# [Exercise directions]
Could you write out the records below exactly as they appear, leaving out any pictures?

* begin Data lines *

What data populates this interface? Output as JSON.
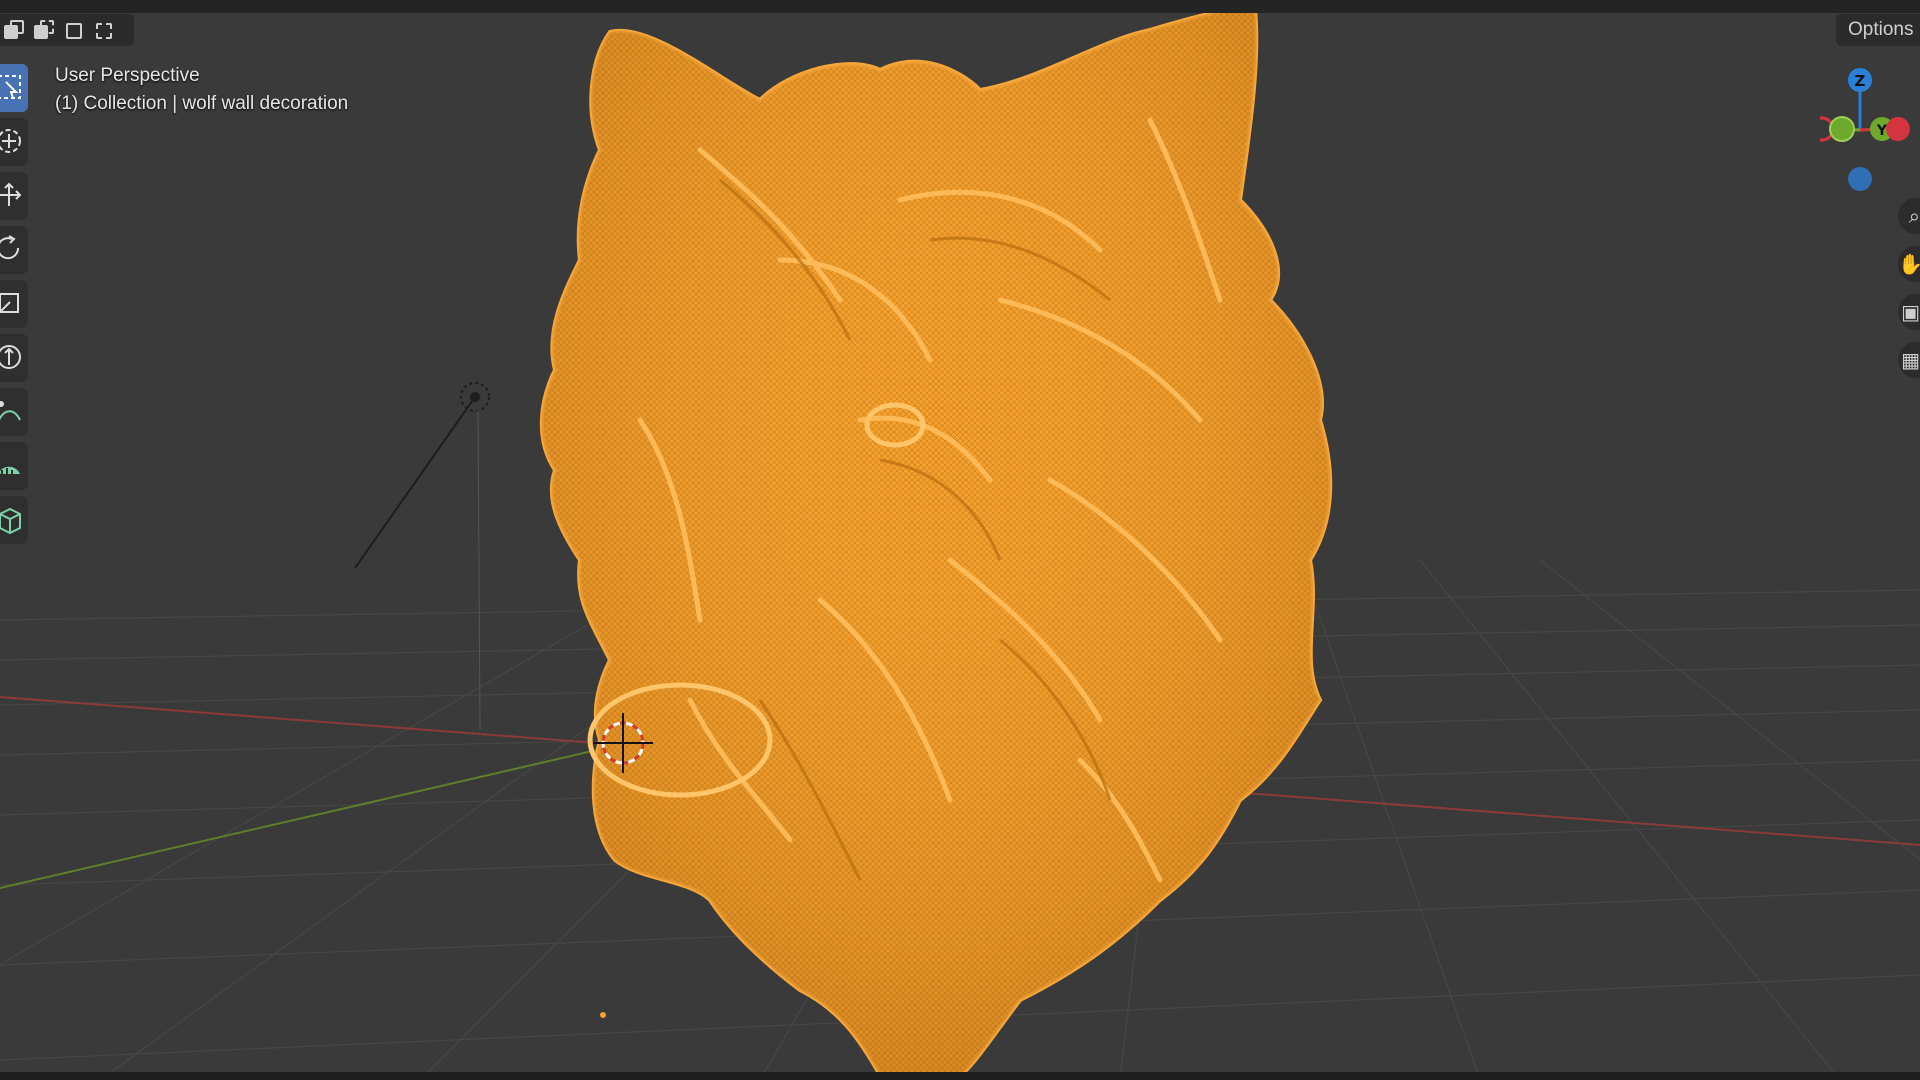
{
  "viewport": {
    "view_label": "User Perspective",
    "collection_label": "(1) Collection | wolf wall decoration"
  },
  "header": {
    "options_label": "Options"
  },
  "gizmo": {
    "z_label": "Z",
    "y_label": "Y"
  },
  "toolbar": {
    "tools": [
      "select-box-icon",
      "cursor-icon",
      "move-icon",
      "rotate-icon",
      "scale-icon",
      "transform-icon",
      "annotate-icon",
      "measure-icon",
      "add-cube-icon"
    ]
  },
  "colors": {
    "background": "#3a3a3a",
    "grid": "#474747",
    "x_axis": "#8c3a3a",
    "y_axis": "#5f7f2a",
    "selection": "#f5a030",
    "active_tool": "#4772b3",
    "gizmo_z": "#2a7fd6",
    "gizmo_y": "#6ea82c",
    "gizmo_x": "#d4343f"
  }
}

* end Data lines *

# [Response to this task]
What data populates this interface? Output as JSON.
{
  "viewport": {
    "view_label": "User Perspective",
    "collection_label": "(1) Collection | wolf wall decoration"
  },
  "header": {
    "options_label": "Options"
  },
  "gizmo": {
    "z_label": "Z",
    "y_label": "Y"
  },
  "toolbar": {
    "tools": [
      "select-box-icon",
      "cursor-icon",
      "move-icon",
      "rotate-icon",
      "scale-icon",
      "transform-icon",
      "annotate-icon",
      "measure-icon",
      "add-cube-icon"
    ]
  },
  "colors": {
    "background": "#3a3a3a",
    "grid": "#474747",
    "x_axis": "#8c3a3a",
    "y_axis": "#5f7f2a",
    "selection": "#f5a030",
    "active_tool": "#4772b3",
    "gizmo_z": "#2a7fd6",
    "gizmo_y": "#6ea82c",
    "gizmo_x": "#d4343f"
  }
}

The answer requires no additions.